_Testo da analizzare_
□ □ □
Foreste: combattono la siccità, il motivo è sorprendente e genera stupore

Foreste: combattono la siccità, il motivo è sorprendente e genera stupore

Le foreste sono indispensabili per mille motivi, uno di questi è che combattono la siccità. Esse sono a tutti gli effetti una cosiddetta “ pompa biotica “, una sorta di cuore pulsante che sposta l’acqua sul Pianeta. I miliardi di alberi presenti nelle zone forestali naturali, con la loro complessa struttura, riescono a modificare profondamente il ciclo dell’acqua. L’agenzia di stampa ANSA, nella sua suddivisione scienza, riporta un’interessante intervista.

Mara Baudena, ricercatrice del Cnr-Isac, ha rivelato le seguenti parole. “ L’analisi è basata su un nostro risultato precedente, ovvero la scoperta che l’aumento dell’umidità dell’aria generato dalla presenza della foresta amazzonica porta a un grande incremento della pioggia “.

Inoltre, la dottoressa ha aggiunto che: “ Combinando questo fattore con il bilancio idrico atmosferico, in altre parole, il rapporto tra precipitazioni, traspirazione delle piante ed evaporazione dal suolo, abbiamo forti indicazioni che l’aumento delle piogge in aree forestali è strettamente connesso a una maggiore importazione di umidità dai mari “.
□ □ □
_Righe fornite_
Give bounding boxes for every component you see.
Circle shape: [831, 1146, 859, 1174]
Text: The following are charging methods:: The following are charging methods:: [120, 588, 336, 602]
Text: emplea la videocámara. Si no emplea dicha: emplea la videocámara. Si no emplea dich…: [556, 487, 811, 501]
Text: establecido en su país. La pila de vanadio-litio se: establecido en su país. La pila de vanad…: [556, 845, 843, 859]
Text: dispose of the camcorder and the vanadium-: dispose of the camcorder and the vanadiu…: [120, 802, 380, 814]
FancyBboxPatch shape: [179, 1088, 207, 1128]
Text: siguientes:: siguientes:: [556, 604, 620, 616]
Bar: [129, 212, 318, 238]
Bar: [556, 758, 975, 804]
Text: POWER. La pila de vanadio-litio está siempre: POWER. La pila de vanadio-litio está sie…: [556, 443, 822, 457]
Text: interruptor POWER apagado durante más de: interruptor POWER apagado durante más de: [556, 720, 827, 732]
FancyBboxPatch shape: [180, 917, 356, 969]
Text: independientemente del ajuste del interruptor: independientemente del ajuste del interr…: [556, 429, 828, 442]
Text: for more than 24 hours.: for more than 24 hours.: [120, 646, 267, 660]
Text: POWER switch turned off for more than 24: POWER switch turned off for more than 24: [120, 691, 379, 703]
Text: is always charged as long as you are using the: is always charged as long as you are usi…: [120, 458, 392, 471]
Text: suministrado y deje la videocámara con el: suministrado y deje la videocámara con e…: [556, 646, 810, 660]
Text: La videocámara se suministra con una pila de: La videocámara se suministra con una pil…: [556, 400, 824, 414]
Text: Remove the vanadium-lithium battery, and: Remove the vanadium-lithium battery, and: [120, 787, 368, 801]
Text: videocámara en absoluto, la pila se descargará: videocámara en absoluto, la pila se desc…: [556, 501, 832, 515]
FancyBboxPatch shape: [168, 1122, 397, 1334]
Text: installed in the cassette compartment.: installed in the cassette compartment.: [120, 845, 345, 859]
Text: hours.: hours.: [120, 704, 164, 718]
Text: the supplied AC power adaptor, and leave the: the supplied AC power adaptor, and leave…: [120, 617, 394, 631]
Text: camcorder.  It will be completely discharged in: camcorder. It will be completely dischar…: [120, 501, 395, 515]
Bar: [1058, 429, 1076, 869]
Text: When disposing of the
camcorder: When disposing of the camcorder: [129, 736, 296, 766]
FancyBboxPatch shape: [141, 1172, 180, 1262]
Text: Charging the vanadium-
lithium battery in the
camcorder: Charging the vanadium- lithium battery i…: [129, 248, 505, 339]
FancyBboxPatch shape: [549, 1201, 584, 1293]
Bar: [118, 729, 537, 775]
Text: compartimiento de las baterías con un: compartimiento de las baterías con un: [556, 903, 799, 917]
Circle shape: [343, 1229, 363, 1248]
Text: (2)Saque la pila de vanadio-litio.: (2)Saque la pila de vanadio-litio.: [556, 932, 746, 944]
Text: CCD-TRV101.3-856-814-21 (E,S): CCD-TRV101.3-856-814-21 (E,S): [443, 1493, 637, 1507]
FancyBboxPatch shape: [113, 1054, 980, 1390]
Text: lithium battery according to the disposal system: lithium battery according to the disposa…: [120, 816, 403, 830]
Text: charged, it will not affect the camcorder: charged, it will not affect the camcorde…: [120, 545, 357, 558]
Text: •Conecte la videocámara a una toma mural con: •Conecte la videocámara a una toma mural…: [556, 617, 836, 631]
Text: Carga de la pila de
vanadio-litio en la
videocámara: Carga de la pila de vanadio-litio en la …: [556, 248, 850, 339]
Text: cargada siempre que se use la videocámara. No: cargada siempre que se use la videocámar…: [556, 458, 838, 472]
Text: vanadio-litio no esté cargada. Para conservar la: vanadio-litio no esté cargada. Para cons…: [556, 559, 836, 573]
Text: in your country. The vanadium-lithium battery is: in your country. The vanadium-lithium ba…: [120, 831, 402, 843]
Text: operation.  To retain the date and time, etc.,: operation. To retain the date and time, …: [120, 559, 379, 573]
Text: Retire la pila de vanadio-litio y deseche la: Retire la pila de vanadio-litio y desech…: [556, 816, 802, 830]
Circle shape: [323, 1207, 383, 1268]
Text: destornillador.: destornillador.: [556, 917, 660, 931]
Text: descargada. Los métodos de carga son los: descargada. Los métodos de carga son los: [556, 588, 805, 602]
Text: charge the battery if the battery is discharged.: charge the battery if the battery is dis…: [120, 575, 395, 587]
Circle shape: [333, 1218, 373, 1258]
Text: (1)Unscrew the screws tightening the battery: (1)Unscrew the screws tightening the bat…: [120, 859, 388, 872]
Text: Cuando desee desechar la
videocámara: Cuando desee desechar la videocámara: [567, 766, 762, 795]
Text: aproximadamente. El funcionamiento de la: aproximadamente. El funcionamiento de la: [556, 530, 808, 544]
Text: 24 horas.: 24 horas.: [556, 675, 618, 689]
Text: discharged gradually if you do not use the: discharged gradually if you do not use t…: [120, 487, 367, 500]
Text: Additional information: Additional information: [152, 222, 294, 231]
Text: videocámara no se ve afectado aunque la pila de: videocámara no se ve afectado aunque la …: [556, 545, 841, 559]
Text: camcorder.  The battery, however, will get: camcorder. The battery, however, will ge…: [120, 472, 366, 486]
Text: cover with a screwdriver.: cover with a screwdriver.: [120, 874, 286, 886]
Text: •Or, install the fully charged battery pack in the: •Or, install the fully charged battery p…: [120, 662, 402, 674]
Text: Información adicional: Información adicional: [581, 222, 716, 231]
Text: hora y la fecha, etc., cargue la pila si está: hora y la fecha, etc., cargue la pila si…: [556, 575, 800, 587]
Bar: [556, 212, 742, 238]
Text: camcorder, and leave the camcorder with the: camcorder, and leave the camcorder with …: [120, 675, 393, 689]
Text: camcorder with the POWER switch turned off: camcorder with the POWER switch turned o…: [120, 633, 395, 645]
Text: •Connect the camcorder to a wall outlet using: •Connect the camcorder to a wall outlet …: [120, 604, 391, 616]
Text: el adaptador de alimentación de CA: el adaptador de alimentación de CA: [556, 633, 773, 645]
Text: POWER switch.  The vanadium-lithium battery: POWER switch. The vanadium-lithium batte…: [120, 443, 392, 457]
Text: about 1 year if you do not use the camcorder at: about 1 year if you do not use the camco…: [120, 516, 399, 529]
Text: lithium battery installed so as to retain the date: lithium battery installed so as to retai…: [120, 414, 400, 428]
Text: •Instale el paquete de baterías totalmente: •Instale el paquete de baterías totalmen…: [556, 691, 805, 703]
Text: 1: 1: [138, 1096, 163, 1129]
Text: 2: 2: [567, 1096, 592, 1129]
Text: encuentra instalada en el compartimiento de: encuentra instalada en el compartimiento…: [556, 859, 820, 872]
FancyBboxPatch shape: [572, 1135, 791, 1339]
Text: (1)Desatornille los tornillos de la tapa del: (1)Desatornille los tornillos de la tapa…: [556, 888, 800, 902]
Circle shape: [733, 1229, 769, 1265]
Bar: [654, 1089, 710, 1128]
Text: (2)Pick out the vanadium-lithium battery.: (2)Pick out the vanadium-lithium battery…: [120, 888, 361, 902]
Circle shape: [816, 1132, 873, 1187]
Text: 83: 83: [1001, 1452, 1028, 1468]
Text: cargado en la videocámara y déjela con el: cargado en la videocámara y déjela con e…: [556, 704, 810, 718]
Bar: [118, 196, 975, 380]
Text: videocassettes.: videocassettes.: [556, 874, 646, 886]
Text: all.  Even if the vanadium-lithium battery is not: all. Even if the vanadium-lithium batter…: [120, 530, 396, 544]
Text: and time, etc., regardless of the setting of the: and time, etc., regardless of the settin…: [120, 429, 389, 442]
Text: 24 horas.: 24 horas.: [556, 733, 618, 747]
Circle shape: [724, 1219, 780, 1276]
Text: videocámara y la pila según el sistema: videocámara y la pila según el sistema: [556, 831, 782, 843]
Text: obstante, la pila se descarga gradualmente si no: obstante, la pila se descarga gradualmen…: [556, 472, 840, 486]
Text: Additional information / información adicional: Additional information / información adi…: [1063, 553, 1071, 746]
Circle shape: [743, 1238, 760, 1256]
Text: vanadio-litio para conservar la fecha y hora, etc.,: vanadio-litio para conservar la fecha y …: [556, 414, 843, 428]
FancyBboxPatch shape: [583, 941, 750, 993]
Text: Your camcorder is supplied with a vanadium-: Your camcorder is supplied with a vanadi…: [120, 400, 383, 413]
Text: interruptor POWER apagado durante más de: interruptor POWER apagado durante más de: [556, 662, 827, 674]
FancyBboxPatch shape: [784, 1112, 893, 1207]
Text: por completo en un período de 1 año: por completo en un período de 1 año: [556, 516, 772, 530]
□ □ □
_Attività da svolgere_
**1.** Nell'articolo sulle foreste e la siccità, per quale ente lavora Mara Baudena?
**2.** Prolunga l'articolo sulle foreste e la siccità con qualche frase che segua l'ultima riportata.

_Soluzioni dell'esercizio_
**1.** Mara Baudena è ricercatrice del Cnr-Isac.

**2.**
Deforestazione e cambiamento climatico hanno conseguenze devastanti nelle foreste tropicali. Ugo Bardi, professore ordinario di Chimica dell’Università di Firenze. spiega in maniera netta che: “ La deforestazione deumidifica l’atmosfera, rendendola giù secca e la vegetazione ne intensifica l’aridità. Cosi facendo, diminuisce l’importazione di aria umida dal mare. Dobbiamo pertanto tenere conto delle relazioni tra tutti gli elementi dell’ecosistema, per favorire una regolazione efficiente del ciclo dell’acqua” .

I flussi d’acqua atmosferici non rispettano i confini geografici. Di conseguenza , la deforestazione in una regione potrebbe innescare una transizione al regime più secco in un’altra. Il taglio degli alberi di una foresta pluviale può cambiare il regime pluviometrico molte centinaia di chilometri più a nord.

La crisi idrica non è solo italiana, ma planetaria. In futuro si scateneranno guerre e conflitti per l’oro blu. Adesso però spetta a noi non sprecarlo, farne buon uso, preservarla e soprattutto non abbattere alberi! In particolare le foreste equatoriali, le più ricche di biodiversità e importanti del Globo.